* Start SUPPLIED MATERIAL *

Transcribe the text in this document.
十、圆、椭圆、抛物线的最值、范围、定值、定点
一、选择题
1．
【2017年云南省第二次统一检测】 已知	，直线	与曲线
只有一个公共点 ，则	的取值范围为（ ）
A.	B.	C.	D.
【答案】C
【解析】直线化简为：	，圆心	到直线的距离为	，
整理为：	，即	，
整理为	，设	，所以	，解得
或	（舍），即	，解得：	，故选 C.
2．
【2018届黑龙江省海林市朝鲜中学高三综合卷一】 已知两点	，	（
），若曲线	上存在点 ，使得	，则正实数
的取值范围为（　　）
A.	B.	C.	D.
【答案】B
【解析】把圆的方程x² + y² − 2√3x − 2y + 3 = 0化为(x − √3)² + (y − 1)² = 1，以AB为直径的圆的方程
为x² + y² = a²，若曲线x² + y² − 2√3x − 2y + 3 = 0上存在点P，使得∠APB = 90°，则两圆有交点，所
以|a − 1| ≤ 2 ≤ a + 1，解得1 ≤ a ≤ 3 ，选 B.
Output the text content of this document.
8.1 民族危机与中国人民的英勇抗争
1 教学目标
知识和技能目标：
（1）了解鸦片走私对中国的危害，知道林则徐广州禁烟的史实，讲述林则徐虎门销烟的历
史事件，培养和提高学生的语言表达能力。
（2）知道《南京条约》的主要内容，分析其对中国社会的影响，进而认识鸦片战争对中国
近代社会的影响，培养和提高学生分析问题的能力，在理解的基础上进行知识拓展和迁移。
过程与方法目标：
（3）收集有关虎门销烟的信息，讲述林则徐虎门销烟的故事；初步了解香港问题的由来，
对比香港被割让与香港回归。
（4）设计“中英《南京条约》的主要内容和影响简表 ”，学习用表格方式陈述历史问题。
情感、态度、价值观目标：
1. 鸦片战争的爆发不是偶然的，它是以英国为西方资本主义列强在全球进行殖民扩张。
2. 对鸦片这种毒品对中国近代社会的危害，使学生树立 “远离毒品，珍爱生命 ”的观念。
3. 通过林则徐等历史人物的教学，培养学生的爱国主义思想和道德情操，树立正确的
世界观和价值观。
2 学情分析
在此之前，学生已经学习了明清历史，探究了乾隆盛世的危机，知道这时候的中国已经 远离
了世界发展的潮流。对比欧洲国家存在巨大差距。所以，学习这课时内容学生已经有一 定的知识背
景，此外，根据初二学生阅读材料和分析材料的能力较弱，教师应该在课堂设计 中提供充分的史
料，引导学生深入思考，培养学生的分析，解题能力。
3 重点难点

* End SUPPLIED MATERIAL *

▸ EXERCISE DETAILS: Every line above that contains the word "南京条约" should be reported.

▸ FULL SOLUTION:
（2）知道《南京条约》的主要内容，分析其对中国社会的影响，进而认识鸦片战争对中国
（4）设计“中英《南京条约》的主要内容和影响简表 ”，学习用表格方式陈述历史问题。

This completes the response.